━━━ Provided material

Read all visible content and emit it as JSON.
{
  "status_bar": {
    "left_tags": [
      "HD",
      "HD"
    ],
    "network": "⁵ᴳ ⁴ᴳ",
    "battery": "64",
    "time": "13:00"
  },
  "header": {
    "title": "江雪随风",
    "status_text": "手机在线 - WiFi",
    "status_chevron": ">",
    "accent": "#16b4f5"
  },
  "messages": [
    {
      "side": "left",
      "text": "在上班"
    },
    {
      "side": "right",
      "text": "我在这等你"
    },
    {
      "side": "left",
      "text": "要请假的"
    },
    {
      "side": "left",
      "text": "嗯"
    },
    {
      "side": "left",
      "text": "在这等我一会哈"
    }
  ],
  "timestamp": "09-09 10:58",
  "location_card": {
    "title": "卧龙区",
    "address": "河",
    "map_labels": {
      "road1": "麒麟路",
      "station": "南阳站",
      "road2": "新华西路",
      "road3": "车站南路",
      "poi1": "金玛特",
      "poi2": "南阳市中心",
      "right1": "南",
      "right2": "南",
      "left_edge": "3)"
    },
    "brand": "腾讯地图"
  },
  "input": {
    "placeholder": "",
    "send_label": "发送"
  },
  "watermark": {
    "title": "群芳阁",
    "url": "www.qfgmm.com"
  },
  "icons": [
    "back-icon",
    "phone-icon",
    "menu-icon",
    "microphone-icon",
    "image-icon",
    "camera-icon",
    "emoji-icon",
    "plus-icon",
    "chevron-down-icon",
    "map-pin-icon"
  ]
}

━━━━━━
━━━ Provided material

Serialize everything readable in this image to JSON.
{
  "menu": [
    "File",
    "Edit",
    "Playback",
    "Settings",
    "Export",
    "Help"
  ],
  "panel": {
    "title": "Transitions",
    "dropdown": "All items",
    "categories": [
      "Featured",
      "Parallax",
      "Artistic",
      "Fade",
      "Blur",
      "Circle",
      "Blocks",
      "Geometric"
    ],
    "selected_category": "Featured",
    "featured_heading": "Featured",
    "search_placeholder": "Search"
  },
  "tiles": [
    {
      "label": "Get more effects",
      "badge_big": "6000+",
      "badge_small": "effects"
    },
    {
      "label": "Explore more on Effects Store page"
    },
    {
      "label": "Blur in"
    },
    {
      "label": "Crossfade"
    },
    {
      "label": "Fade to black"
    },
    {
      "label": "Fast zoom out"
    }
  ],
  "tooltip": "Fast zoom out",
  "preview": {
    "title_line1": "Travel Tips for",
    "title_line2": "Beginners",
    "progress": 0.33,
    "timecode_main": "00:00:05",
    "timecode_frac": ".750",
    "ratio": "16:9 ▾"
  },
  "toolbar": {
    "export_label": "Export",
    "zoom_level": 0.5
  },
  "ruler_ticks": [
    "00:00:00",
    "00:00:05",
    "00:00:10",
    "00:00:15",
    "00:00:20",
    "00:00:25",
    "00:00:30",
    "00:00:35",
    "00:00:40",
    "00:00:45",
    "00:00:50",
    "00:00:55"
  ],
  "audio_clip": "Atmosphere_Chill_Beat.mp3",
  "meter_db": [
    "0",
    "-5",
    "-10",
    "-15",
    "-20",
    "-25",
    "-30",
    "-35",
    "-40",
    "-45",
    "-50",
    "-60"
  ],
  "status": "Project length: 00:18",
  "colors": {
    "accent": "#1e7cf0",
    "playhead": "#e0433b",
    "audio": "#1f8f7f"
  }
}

━━━━━━

Task description
List each line in the listing that contains the string "image".

Answer to the exercise
    "image-icon",
Serialize everything readable in this image to JSON.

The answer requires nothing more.